- [Provided data]
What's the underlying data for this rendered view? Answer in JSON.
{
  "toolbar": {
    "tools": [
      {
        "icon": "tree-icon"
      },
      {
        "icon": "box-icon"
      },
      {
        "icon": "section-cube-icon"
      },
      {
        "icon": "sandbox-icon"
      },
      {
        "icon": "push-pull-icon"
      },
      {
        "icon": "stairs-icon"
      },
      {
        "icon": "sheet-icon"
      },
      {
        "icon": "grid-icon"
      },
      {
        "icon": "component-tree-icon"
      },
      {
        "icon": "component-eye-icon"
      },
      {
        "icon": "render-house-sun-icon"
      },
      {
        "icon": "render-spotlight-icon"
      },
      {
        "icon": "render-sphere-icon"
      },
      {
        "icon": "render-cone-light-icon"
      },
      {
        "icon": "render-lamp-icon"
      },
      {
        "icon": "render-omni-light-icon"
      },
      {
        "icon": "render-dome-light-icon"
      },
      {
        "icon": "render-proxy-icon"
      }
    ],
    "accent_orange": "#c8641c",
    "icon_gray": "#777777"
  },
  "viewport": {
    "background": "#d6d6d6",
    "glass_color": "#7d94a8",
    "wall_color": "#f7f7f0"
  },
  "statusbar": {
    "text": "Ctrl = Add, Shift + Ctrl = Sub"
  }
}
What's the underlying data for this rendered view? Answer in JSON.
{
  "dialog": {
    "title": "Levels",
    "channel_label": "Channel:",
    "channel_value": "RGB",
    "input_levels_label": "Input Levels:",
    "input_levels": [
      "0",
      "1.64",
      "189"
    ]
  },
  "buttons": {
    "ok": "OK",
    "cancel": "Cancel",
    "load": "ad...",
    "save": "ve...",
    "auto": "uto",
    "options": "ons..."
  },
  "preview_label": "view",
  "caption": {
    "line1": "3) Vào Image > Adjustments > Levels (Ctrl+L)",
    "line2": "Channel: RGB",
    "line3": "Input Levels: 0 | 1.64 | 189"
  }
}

- [Aim]
Output the listing above exactly as it appears.

- [Result of this exercise]
What's the underlying data for this rendered view? Answer in JSON.
{
  "toolbar": {
    "tools": [
      {
        "icon": "tree-icon"
      },
      {
        "icon": "box-icon"
      },
      {
        "icon": "section-cube-icon"
      },
      {
        "icon": "sandbox-icon"
      },
      {
        "icon": "push-pull-icon"
      },
      {
        "icon": "stairs-icon"
      },
      {
        "icon": "sheet-icon"
      },
      {
        "icon": "grid-icon"
      },
      {
        "icon": "component-tree-icon"
      },
      {
        "icon": "component-eye-icon"
      },
      {
        "icon": "render-house-sun-icon"
      },
      {
        "icon": "render-spotlight-icon"
      },
      {
        "icon": "render-sphere-icon"
      },
      {
        "icon": "render-cone-light-icon"
      },
      {
        "icon": "render-lamp-icon"
      },
      {
        "icon": "render-omni-light-icon"
      },
      {
        "icon": "render-dome-light-icon"
      },
      {
        "icon": "render-proxy-icon"
      }
    ],
    "accent_orange": "#c8641c",
    "icon_gray": "#777777"
  },
  "viewport": {
    "background": "#d6d6d6",
    "glass_color": "#7d94a8",
    "wall_color": "#f7f7f0"
  },
  "statusbar": {
    "text": "Ctrl = Add, Shift + Ctrl = Sub"
  }
}
What's the underlying data for this rendered view? Answer in JSON.
{
  "dialog": {
    "title": "Levels",
    "channel_label": "Channel:",
    "channel_value": "RGB",
    "input_levels_label": "Input Levels:",
    "input_levels": [
      "0",
      "1.64",
      "189"
    ]
  },
  "buttons": {
    "ok": "OK",
    "cancel": "Cancel",
    "load": "ad...",
    "save": "ve...",
    "auto": "uto",
    "options": "ons..."
  },
  "preview_label": "view",
  "caption": {
    "line1": "3) Vào Image > Adjustments > Levels (Ctrl+L)",
    "line2": "Channel: RGB",
    "line3": "Input Levels: 0 | 1.64 | 189"
  }
}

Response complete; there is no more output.